- [PROBLEM DESCRIPTION]
For the data below, work out how many lines include the string "Asymptote" and report only the number.
# Start of DATA FOR THIS EXERCISE
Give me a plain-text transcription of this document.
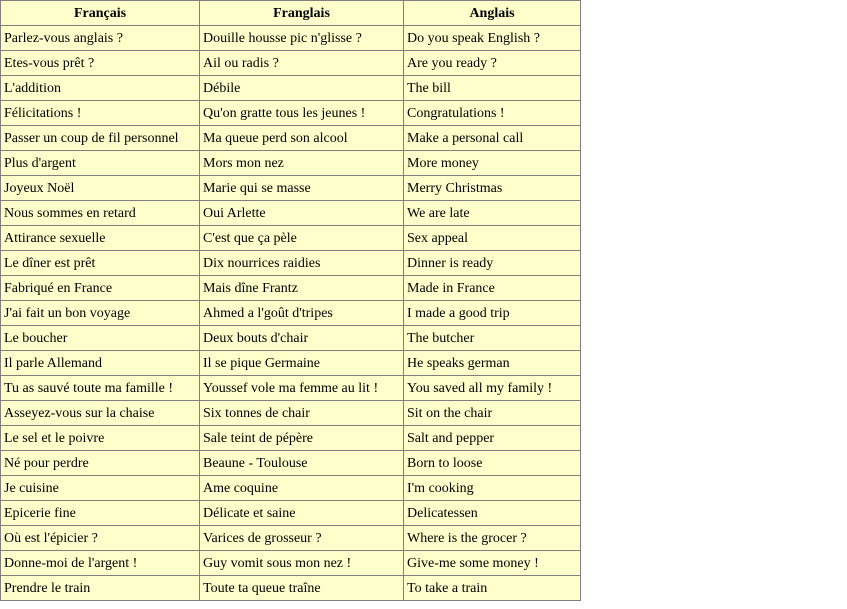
Français	Franglais	Anglais
Parlez-vous anglais ?	Douille housse pic n'glisse ?	Do you speak English ?
Etes-vous prêt ?	Ail ou radis ?	Are you ready ?
L'addition	Débile	The bill
Félicitations !	Qu'on gratte tous les jeunes !	Congratulations !
Passer un coup de fil personnel	Ma queue perd son alcool	Make a personal call
Plus d'argent	Mors mon nez	More money
Joyeux Noël	Marie qui se masse	Merry Christmas
Nous sommes en retard	Oui Arlette	We are late
Attirance sexuelle	C'est que ça pèle	Sex appeal
Le dîner est prêt	Dix nourrices raidies	Dinner is ready
Fabriqué en France	Mais dîne Frantz	Made in France
J'ai fait un bon voyage	Ahmed a l'goût d'tripes	I made a good trip
Le boucher	Deux bouts d'chair	The butcher
Il parle Allemand	Il se pique Germaine	He speaks german
Tu as sauvé toute ma famille !	Youssef vole ma femme au lit !	You saved all my family !
Asseyez-vous sur la chaise	Six tonnes de chair	Sit on the chair
Le sel et le poivre	Sale teint de pépère	Salt and pepper
Né pour perdre	Beaune - Toulouse	Born to loose
Je cuisine	Ame coquine	I'm cooking
Epicerie fine	Délicate et saine	Delicatessen
Où est l'épicier ?	Varices de grosseur ?	Where is the grocer ?
Donne-moi de l'argent !	Guy vomit sous mon nez !	Give-me some money !
Prendre le train	Toute ta queue traîne	To take a train
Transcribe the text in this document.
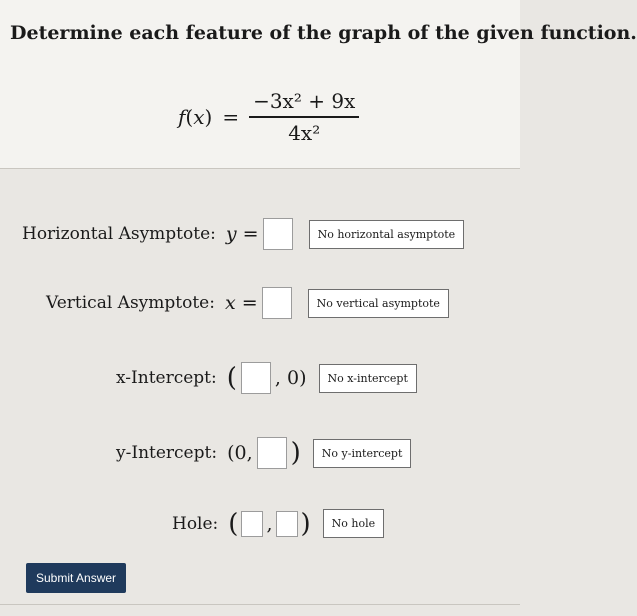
Determine each feature of the graph of the given function.
$f(x) = \frac{\text{−3x² + 9x}}{\text{4x²}}$
Horizontal Asymptote: y =	No horizontal asymptote
Vertical Asymptote: x =	No vertical asymptote
x-Intercept: ( , 0)	No x-intercept
y-Intercept: (0, )	No y-intercept
Hole: ( , )	No hole
Submit Answer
# End of DATA FOR THIS EXERCISE
- [RESPONSE TO THE TASK]
2